Stored data entries:
┄┄┄┄┄┄┄┄┄┄┄┄┄┄┄┄┄┄┄┄

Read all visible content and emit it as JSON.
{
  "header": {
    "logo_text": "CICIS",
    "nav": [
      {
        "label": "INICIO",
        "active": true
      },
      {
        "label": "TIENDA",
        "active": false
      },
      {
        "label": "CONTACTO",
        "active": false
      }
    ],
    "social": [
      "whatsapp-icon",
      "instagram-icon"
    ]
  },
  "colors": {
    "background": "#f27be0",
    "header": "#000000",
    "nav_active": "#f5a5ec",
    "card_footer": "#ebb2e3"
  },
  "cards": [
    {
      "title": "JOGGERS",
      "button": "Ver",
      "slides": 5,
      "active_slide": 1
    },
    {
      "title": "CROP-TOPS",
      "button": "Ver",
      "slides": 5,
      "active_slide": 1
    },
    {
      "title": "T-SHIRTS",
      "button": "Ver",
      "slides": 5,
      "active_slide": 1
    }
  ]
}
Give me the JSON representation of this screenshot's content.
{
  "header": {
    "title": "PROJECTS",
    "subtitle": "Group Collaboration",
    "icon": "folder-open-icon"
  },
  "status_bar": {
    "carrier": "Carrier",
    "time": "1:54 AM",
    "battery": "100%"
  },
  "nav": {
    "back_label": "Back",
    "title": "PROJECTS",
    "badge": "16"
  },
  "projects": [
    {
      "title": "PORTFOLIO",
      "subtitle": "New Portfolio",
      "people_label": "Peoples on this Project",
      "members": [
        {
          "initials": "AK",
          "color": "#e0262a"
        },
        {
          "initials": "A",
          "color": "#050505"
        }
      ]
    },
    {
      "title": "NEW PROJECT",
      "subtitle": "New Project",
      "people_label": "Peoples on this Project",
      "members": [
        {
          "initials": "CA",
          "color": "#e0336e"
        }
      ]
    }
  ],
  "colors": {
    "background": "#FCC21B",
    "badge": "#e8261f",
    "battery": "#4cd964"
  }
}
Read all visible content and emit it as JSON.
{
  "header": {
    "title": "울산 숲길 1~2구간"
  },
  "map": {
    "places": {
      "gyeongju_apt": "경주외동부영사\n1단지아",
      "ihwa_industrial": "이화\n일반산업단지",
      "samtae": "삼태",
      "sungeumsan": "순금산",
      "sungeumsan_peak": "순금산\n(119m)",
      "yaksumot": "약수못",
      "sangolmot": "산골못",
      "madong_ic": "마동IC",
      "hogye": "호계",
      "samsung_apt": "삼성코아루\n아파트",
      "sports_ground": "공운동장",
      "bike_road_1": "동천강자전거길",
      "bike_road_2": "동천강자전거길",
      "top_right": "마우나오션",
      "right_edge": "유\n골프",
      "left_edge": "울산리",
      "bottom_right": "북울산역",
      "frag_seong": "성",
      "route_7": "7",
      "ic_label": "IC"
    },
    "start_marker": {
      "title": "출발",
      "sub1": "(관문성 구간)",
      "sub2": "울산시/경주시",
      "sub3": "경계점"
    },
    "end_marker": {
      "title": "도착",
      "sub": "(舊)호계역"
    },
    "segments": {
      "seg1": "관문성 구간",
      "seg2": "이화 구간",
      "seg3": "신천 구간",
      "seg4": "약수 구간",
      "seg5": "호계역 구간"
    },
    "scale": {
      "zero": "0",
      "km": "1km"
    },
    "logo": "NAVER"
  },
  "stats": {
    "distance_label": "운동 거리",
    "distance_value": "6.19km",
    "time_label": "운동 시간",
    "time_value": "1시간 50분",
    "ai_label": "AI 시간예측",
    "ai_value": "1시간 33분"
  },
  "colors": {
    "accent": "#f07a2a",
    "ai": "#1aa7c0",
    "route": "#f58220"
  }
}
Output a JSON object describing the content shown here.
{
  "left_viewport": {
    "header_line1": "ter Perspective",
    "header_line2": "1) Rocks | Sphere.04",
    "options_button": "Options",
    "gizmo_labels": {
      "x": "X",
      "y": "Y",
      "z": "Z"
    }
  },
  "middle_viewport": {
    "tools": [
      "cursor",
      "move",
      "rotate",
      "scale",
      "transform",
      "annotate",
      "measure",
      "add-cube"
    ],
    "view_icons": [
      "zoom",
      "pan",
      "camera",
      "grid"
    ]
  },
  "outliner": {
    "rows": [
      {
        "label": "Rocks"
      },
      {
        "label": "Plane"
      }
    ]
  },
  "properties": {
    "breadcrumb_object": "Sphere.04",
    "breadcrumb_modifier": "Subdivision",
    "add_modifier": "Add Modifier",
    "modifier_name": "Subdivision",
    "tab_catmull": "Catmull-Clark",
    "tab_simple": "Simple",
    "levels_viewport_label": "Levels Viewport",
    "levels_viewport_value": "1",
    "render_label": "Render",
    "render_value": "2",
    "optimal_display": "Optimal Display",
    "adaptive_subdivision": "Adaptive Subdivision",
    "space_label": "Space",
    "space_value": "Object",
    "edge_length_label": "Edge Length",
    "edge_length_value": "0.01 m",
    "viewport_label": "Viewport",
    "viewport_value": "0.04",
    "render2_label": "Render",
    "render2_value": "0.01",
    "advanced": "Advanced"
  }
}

┄┄┄┄┄┄┄┄┄┄┄┄┄┄┄┄┄┄┄┄

**Objective:**
Give only the number of lines in the material above that include the word "Subdivision".

**Worked solution:**
3